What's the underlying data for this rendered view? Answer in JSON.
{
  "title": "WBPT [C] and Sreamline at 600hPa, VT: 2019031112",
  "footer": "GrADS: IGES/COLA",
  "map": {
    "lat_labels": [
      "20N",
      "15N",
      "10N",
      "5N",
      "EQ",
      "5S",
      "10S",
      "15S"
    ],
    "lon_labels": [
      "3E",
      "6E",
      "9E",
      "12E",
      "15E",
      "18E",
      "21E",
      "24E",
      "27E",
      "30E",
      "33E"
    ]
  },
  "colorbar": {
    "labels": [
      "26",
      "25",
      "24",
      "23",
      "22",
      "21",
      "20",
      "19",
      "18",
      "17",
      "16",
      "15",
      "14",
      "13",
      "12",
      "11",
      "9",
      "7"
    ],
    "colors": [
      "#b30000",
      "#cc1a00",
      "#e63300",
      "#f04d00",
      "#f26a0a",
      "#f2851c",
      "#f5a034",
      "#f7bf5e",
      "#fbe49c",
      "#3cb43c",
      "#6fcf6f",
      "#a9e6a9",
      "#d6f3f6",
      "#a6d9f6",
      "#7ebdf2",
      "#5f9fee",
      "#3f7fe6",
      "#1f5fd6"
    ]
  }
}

# [What needs to be done]
Each record above should be restated word for word.

# [Full output]
What's the underlying data for this rendered view? Answer in JSON.
{
  "title": "WBPT [C] and Sreamline at 600hPa, VT: 2019031112",
  "footer": "GrADS: IGES/COLA",
  "map": {
    "lat_labels": [
      "20N",
      "15N",
      "10N",
      "5N",
      "EQ",
      "5S",
      "10S",
      "15S"
    ],
    "lon_labels": [
      "3E",
      "6E",
      "9E",
      "12E",
      "15E",
      "18E",
      "21E",
      "24E",
      "27E",
      "30E",
      "33E"
    ]
  },
  "colorbar": {
    "labels": [
      "26",
      "25",
      "24",
      "23",
      "22",
      "21",
      "20",
      "19",
      "18",
      "17",
      "16",
      "15",
      "14",
      "13",
      "12",
      "11",
      "9",
      "7"
    ],
    "colors": [
      "#b30000",
      "#cc1a00",
      "#e63300",
      "#f04d00",
      "#f26a0a",
      "#f2851c",
      "#f5a034",
      "#f7bf5e",
      "#fbe49c",
      "#3cb43c",
      "#6fcf6f",
      "#a9e6a9",
      "#d6f3f6",
      "#a6d9f6",
      "#7ebdf2",
      "#5f9fee",
      "#3f7fe6",
      "#1f5fd6"
    ]
  }
}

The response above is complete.